Problem - Copy each line that holds "name".

[Structured figure records]
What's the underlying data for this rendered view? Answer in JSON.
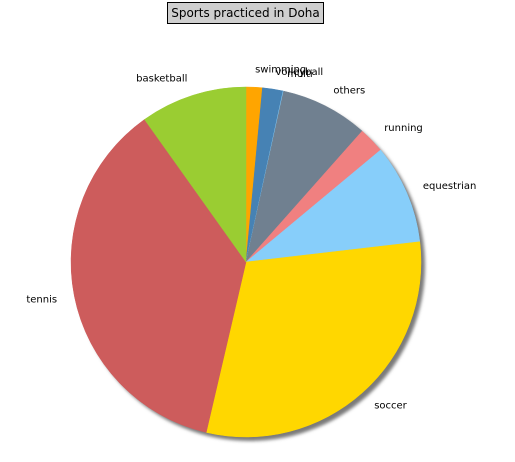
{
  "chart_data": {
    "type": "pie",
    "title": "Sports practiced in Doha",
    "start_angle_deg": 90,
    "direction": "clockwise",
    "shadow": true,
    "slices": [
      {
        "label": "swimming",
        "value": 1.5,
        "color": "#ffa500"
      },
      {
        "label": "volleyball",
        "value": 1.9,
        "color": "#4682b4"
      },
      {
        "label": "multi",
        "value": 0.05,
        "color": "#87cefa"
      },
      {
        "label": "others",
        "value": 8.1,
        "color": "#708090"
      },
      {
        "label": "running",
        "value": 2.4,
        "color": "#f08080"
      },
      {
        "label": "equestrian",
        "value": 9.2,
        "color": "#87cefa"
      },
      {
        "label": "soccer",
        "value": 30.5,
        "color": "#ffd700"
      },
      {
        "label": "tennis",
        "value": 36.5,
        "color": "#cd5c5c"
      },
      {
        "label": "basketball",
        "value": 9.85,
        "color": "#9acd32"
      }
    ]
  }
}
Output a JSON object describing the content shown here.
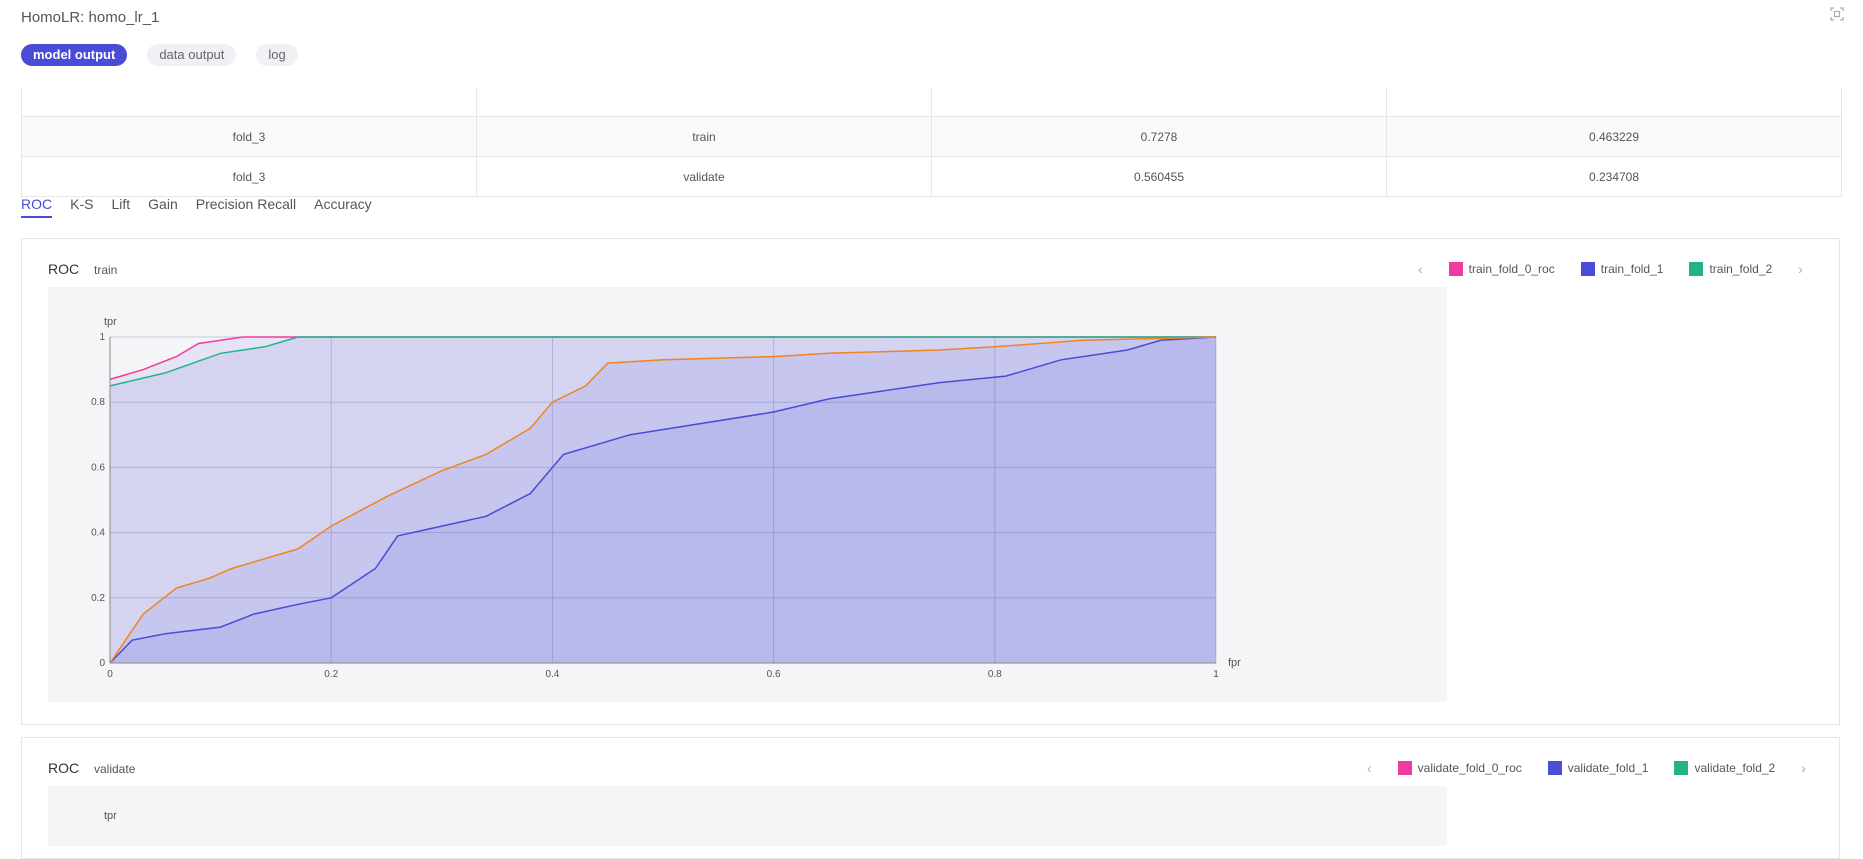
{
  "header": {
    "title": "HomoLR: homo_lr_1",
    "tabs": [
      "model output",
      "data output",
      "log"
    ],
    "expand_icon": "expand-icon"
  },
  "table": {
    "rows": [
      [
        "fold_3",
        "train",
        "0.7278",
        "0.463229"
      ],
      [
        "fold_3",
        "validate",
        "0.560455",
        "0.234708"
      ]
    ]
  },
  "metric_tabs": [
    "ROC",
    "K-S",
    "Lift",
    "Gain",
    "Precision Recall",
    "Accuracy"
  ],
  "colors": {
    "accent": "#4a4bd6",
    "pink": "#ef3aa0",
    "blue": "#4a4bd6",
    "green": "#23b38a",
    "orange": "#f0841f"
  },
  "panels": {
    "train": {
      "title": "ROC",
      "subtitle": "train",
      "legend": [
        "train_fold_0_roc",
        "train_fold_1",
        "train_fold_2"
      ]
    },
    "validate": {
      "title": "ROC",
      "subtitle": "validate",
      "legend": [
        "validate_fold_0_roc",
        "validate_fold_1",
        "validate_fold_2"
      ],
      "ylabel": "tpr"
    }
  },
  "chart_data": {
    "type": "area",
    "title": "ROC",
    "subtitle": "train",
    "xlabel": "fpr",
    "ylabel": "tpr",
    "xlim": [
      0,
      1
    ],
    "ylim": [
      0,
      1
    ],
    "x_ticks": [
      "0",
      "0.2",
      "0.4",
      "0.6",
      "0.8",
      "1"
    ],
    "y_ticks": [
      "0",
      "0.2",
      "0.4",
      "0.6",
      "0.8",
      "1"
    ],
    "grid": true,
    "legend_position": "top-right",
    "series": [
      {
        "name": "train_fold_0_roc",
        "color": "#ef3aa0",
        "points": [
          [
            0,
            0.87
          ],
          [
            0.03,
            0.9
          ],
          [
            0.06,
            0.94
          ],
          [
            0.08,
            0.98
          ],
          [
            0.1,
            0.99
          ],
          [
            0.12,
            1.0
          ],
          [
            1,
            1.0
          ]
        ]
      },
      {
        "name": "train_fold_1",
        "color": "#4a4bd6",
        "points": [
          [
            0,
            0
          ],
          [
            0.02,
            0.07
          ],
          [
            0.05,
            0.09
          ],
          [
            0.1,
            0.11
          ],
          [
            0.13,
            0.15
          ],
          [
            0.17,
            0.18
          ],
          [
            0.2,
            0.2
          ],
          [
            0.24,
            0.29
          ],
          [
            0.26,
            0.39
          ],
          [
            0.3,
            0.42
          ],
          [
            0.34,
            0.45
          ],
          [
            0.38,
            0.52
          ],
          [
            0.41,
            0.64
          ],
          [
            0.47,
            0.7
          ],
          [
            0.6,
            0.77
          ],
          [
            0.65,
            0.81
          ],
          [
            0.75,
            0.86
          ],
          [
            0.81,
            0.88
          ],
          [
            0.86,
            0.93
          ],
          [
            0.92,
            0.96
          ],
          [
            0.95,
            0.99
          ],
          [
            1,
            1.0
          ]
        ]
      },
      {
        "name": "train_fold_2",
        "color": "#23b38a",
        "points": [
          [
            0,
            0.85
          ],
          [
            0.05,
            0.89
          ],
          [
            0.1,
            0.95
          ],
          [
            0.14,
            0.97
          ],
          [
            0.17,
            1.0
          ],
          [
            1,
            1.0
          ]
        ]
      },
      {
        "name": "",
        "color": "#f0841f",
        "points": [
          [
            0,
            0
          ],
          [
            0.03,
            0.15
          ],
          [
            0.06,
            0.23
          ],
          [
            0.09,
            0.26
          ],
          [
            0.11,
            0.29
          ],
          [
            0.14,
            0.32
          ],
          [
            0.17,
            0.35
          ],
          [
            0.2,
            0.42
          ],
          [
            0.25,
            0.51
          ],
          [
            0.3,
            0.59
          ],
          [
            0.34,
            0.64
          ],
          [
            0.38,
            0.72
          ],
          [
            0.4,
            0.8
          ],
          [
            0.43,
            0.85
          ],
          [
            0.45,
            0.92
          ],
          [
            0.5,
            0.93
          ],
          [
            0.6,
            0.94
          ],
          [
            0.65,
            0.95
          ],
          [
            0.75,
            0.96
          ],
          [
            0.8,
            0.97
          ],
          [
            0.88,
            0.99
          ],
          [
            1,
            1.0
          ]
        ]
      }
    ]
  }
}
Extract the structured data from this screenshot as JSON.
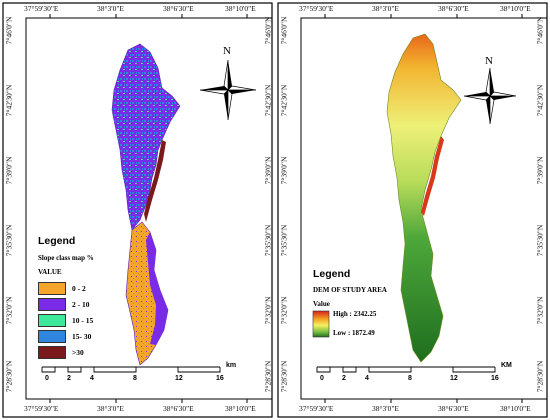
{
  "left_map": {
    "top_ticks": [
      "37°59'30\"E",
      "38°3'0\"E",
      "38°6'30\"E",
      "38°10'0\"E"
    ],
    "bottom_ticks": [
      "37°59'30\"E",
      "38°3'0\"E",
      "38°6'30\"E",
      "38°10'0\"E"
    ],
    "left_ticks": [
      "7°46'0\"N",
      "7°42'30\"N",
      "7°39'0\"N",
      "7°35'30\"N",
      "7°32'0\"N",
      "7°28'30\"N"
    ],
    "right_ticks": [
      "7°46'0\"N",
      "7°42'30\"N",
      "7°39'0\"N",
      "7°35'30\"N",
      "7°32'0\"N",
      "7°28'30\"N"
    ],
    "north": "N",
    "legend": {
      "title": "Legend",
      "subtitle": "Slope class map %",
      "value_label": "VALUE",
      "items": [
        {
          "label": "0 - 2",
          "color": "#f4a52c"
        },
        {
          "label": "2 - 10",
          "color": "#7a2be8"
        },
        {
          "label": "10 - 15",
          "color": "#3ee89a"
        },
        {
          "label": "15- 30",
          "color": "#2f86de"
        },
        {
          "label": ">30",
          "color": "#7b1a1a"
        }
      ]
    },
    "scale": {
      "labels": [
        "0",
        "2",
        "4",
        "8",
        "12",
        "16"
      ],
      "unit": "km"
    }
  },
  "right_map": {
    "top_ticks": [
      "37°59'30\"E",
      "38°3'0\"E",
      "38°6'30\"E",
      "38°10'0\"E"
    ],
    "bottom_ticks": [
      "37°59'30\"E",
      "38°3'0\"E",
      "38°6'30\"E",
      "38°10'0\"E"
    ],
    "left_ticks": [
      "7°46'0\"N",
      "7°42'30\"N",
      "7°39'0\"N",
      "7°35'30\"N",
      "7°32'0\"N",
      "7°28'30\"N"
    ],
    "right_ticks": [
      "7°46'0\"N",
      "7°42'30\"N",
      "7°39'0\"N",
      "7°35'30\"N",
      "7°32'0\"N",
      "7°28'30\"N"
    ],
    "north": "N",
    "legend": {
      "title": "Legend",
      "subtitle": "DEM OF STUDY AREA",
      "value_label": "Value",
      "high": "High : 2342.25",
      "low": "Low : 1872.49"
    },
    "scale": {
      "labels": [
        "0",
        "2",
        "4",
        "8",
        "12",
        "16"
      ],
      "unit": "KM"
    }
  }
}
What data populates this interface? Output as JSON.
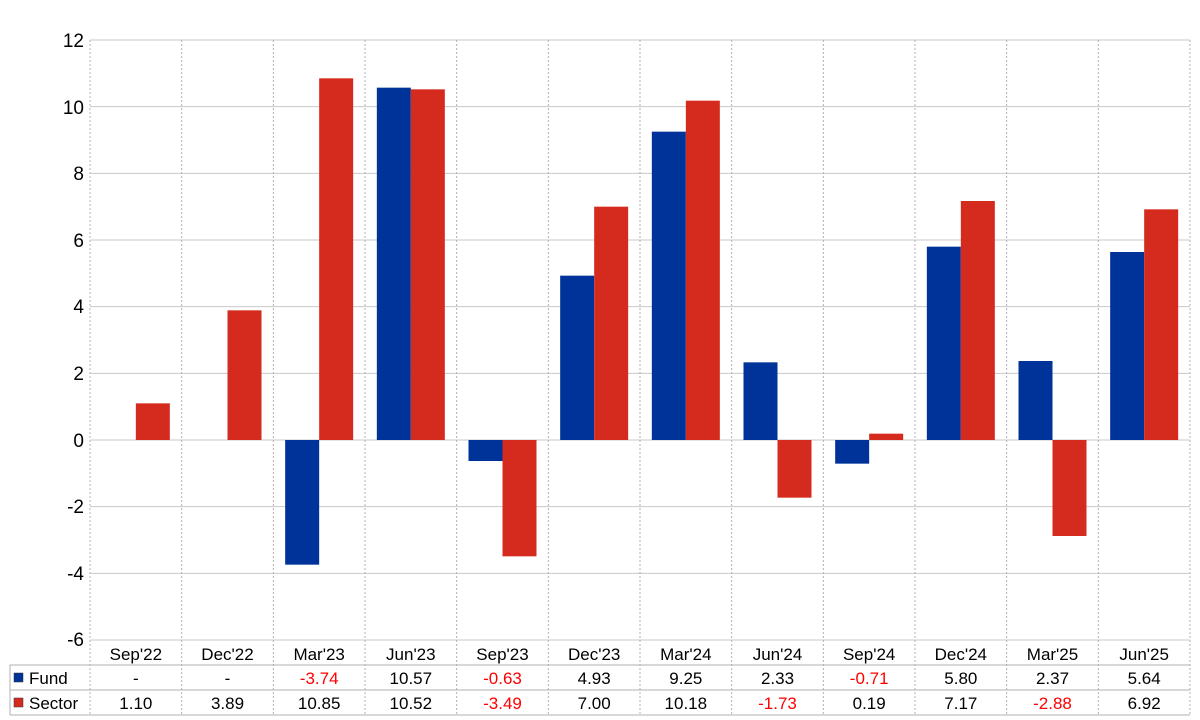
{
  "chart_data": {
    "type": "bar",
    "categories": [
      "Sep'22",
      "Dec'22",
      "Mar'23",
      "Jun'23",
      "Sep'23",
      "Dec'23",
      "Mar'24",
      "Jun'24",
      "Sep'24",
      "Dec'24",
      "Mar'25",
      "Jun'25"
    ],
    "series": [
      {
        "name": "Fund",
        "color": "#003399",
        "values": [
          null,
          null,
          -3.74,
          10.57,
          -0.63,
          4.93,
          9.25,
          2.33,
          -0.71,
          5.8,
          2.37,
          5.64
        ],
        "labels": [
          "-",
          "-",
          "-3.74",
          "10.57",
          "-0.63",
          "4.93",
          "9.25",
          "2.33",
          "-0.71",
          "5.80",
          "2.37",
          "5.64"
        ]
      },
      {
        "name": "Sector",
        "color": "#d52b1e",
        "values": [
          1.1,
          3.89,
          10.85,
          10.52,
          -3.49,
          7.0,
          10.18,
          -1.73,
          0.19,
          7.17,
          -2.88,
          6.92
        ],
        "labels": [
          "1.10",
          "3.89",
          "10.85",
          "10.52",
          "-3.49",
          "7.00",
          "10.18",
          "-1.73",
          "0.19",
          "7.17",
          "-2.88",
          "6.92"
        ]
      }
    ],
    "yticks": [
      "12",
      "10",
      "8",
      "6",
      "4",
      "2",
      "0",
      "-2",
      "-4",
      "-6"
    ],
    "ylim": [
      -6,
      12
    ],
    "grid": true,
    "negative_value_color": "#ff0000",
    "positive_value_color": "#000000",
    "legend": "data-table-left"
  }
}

Response to the task -
        "name": "train_fold_0_roc",
        "name": "train_fold_1",
        "name": "train_fold_2",
        "name": "",
        "name": "Fund",
        "name": "Sector",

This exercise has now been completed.